-------- Materials provided

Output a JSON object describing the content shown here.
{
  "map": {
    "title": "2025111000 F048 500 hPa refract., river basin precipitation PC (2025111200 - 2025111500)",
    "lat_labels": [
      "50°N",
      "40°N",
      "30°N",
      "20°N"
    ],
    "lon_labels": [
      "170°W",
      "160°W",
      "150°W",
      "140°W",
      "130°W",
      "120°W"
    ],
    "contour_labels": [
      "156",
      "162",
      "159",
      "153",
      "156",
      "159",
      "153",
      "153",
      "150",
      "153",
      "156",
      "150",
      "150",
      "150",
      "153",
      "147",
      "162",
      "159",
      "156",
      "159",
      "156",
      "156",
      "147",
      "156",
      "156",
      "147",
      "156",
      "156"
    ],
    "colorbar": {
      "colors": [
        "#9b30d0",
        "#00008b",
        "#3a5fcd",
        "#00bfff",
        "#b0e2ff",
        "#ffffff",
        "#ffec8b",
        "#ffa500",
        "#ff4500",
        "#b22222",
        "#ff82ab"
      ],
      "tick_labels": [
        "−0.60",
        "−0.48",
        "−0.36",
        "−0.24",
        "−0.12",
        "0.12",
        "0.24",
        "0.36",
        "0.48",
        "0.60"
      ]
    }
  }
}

----------------
-------- Materials provided

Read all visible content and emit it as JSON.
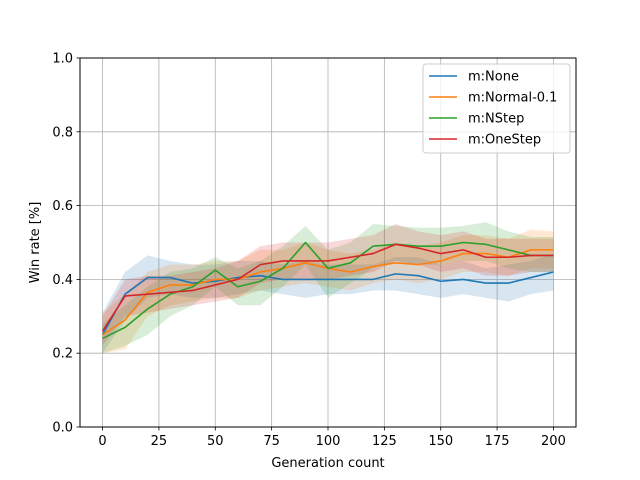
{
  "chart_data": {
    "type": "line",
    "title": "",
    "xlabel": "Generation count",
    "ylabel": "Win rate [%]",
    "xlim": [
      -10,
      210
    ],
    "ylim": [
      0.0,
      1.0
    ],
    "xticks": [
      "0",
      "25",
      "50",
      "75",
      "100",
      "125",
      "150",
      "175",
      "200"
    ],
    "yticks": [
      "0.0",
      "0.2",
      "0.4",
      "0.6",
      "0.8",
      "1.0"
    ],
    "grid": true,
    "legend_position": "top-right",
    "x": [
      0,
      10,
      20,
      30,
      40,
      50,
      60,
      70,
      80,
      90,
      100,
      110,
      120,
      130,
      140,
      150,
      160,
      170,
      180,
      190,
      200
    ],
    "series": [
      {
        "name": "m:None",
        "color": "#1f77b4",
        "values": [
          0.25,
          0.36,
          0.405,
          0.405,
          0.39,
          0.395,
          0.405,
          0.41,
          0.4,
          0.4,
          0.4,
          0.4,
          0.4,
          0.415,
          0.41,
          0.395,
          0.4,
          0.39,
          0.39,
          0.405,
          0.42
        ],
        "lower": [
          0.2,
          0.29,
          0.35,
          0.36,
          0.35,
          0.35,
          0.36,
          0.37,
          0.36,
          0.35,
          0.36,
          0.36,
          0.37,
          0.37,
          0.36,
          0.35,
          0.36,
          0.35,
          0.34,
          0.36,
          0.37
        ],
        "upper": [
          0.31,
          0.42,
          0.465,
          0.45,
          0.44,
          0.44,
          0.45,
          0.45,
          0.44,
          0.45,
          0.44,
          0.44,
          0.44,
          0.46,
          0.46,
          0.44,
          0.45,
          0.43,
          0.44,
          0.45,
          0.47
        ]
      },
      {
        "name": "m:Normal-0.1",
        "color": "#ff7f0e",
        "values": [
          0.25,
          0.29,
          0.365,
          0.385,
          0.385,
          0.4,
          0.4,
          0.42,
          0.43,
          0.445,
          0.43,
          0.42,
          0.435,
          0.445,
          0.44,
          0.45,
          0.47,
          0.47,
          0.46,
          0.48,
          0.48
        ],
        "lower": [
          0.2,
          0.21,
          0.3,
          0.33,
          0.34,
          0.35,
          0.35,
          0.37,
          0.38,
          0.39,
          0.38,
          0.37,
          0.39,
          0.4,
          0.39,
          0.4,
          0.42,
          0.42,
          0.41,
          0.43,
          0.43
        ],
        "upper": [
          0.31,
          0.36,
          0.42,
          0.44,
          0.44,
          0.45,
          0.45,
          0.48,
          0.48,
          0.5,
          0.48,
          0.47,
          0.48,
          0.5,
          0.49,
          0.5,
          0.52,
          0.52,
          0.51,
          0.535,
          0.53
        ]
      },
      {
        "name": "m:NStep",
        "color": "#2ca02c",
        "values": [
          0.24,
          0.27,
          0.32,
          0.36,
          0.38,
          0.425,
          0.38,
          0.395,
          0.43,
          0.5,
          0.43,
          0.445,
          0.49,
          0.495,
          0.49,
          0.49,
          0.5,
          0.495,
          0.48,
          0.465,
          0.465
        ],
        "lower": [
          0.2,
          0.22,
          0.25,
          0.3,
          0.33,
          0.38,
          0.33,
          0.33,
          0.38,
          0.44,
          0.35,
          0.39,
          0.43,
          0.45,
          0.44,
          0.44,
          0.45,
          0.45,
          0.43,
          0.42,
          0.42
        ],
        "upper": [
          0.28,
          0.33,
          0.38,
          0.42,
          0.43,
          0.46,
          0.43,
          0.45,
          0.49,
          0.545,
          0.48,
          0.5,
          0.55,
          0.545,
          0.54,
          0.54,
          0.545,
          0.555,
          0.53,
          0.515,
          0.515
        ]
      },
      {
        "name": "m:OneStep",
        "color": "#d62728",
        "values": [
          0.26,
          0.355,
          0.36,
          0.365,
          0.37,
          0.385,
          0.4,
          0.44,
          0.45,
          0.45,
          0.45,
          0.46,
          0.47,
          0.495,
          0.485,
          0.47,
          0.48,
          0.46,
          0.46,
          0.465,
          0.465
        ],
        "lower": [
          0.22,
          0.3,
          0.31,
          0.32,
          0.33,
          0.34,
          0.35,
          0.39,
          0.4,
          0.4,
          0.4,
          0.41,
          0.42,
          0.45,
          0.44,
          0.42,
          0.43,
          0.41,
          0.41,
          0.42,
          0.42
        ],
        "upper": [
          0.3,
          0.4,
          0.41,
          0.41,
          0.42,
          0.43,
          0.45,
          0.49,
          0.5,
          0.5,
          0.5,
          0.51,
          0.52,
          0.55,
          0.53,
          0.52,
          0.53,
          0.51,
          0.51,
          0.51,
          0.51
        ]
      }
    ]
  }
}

----------------
-------- Materials provided

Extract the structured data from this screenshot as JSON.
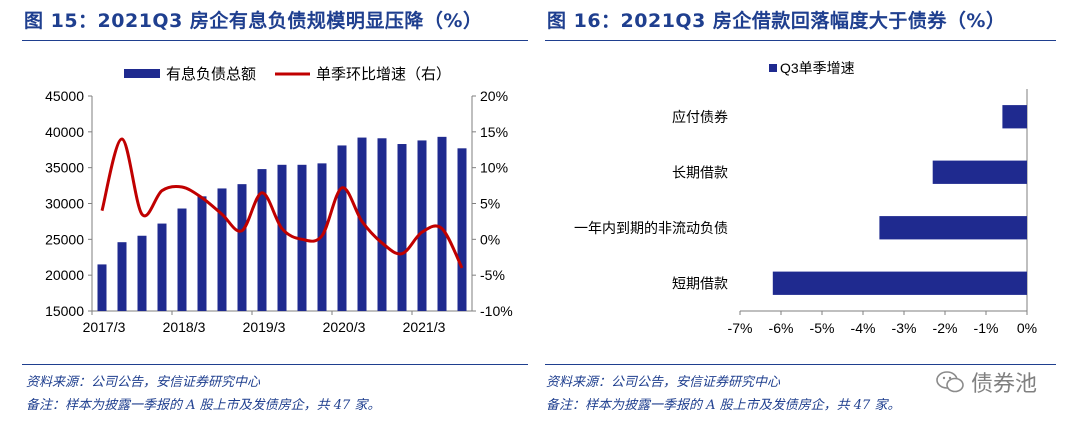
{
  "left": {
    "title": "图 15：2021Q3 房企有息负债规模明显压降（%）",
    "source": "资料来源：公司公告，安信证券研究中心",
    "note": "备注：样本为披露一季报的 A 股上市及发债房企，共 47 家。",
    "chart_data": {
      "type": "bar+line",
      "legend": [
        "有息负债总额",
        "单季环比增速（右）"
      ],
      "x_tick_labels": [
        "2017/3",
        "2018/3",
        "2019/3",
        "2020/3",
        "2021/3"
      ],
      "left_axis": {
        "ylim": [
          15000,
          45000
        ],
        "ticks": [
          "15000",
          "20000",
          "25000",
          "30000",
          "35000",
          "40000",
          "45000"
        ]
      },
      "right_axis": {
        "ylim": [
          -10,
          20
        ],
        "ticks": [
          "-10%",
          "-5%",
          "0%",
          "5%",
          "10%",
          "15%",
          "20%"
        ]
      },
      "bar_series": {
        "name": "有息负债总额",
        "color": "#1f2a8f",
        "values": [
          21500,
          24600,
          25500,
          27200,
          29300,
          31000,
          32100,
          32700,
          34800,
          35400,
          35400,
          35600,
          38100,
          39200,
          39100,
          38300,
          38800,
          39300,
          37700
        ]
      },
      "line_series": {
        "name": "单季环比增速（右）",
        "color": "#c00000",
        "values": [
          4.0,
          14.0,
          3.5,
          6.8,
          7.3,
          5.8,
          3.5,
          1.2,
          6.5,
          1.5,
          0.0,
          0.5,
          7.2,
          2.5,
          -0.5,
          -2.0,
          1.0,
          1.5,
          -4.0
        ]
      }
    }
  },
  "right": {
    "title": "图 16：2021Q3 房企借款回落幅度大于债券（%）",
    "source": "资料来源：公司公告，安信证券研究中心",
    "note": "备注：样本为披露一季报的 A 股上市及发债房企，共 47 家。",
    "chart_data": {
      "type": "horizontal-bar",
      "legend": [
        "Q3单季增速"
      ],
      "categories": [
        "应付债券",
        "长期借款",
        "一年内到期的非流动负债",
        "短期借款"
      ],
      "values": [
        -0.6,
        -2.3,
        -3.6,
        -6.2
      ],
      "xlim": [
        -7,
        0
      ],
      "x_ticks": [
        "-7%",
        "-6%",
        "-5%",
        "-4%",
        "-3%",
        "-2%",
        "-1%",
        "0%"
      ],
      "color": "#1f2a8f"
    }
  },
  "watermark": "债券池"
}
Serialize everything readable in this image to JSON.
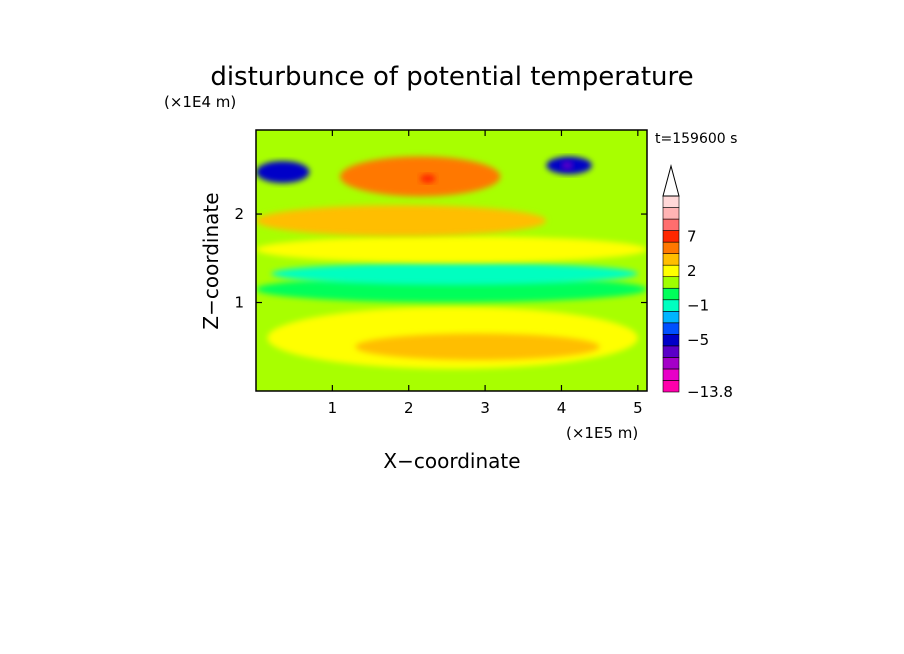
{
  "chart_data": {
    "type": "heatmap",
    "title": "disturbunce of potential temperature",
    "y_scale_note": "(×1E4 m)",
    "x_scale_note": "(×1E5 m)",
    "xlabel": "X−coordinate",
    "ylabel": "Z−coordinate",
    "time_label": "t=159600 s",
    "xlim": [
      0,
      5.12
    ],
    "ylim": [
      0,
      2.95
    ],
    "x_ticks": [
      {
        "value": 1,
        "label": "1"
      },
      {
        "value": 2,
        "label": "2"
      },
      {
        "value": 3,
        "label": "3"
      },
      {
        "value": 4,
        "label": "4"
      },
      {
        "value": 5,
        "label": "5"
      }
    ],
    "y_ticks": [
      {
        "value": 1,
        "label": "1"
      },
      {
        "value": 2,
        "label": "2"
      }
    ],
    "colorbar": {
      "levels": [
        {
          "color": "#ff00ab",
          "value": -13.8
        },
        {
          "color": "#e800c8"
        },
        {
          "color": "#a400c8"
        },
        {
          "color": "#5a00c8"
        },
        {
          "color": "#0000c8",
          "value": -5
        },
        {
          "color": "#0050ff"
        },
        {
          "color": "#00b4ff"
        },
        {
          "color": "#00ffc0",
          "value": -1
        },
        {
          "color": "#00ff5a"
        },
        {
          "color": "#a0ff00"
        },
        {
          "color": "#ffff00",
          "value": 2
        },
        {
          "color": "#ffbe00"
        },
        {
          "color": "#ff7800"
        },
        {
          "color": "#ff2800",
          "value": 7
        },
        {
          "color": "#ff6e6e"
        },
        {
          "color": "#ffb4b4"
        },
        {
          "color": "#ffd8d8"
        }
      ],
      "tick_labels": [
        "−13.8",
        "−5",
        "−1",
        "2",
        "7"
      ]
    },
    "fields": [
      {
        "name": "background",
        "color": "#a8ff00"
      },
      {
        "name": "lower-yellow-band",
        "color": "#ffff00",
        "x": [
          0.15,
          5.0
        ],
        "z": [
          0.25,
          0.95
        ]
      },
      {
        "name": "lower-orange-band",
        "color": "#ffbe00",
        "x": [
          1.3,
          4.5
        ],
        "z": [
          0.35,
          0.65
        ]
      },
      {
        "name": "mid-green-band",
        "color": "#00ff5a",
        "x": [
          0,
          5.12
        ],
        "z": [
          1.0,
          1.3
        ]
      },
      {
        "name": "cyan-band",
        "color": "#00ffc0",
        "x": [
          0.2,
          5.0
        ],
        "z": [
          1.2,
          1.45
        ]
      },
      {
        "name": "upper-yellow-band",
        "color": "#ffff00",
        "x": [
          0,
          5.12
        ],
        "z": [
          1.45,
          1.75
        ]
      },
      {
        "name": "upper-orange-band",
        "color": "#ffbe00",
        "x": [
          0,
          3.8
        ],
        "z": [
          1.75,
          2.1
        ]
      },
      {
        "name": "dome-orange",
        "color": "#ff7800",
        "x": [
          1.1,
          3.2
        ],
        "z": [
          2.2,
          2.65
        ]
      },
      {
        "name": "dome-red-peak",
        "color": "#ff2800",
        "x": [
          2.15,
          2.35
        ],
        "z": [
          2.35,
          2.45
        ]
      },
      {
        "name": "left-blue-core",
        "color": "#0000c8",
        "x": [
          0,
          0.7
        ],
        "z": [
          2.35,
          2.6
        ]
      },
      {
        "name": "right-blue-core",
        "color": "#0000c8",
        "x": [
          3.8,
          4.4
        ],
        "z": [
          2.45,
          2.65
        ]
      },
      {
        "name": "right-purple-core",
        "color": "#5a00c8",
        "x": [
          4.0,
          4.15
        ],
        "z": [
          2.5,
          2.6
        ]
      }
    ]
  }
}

----------------

**Task:**
Pick out the lines that have the word "core". Copy them all.

**Solved problem:**
        "name": "left-blue-core",
        "name": "right-blue-core",
        "name": "right-purple-core",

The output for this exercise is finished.